Collect each line containing "Rajendra".

## start

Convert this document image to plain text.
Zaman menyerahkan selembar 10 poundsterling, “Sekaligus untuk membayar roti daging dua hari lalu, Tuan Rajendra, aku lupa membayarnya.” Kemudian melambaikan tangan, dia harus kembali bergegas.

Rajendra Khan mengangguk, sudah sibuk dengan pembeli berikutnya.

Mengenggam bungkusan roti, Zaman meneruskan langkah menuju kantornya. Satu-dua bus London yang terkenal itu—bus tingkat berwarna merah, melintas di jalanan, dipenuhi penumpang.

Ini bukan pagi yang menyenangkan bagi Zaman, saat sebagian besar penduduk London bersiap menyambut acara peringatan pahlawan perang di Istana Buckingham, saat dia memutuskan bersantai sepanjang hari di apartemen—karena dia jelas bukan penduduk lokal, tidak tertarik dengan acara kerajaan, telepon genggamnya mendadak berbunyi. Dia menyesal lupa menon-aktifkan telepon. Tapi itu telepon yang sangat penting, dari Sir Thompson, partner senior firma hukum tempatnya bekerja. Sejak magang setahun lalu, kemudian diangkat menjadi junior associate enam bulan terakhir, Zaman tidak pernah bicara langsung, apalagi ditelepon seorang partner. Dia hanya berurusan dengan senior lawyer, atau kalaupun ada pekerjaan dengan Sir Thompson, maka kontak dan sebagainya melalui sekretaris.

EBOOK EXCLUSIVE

## end

- [Response below]
Zaman menyerahkan selembar 10 poundsterling, “Sekaligus untuk membayar roti daging dua hari lalu, Tuan Rajendra, aku lupa membayarnya.” Kemudian melambaikan tangan, dia harus kembali bergegas.
Rajendra Khan mengangguk, sudah sibuk dengan pembeli berikutnya.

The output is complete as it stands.